[Entries from a visual dataset]

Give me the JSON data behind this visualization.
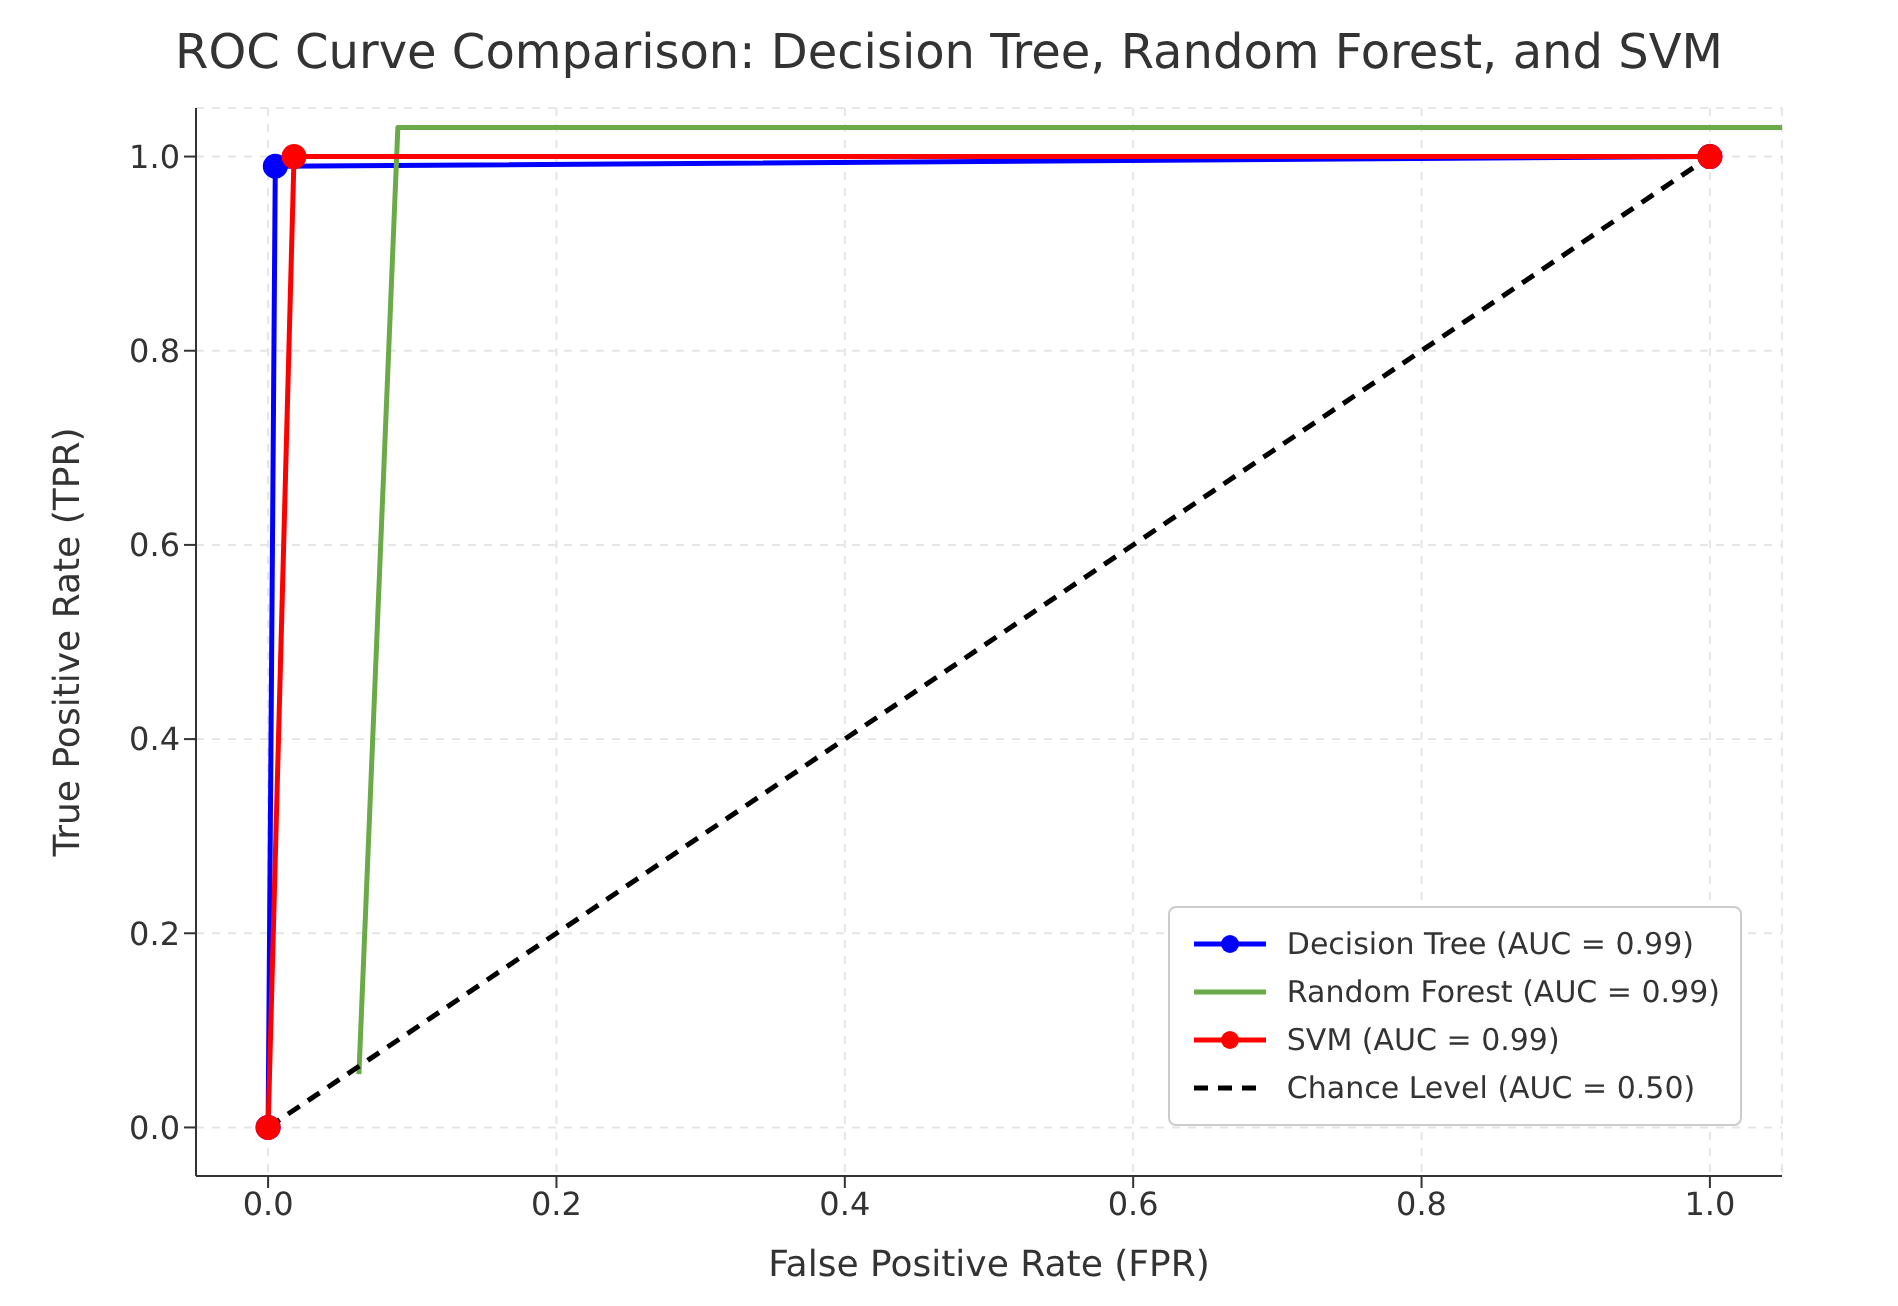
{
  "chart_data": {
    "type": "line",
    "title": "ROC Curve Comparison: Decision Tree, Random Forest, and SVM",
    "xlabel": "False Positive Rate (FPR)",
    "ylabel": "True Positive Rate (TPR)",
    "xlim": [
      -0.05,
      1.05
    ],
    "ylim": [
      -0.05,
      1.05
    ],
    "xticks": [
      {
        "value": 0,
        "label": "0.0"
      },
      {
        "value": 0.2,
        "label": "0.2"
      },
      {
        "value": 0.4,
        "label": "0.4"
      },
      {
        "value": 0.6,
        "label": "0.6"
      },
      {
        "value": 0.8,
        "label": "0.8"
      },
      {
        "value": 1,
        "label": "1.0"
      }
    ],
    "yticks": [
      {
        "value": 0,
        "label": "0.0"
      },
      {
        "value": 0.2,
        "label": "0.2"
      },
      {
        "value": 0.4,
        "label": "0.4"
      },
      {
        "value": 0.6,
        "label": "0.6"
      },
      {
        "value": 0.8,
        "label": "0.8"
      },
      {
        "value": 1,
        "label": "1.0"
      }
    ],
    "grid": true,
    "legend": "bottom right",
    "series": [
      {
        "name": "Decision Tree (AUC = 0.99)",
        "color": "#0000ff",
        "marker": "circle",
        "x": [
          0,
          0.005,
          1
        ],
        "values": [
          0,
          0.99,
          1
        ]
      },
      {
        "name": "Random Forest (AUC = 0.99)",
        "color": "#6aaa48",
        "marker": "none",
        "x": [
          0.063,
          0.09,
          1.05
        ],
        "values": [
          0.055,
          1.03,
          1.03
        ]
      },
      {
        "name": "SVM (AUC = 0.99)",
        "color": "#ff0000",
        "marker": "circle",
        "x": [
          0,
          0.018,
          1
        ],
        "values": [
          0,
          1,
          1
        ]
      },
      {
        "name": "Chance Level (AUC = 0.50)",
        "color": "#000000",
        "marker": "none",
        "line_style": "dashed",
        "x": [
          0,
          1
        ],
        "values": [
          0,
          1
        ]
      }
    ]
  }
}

» Exercise directions
Gather all lines where the word "Positive" appears.

» Task output
    "xlabel": "False Positive Rate (FPR)",
    "ylabel": "True Positive Rate (TPR)",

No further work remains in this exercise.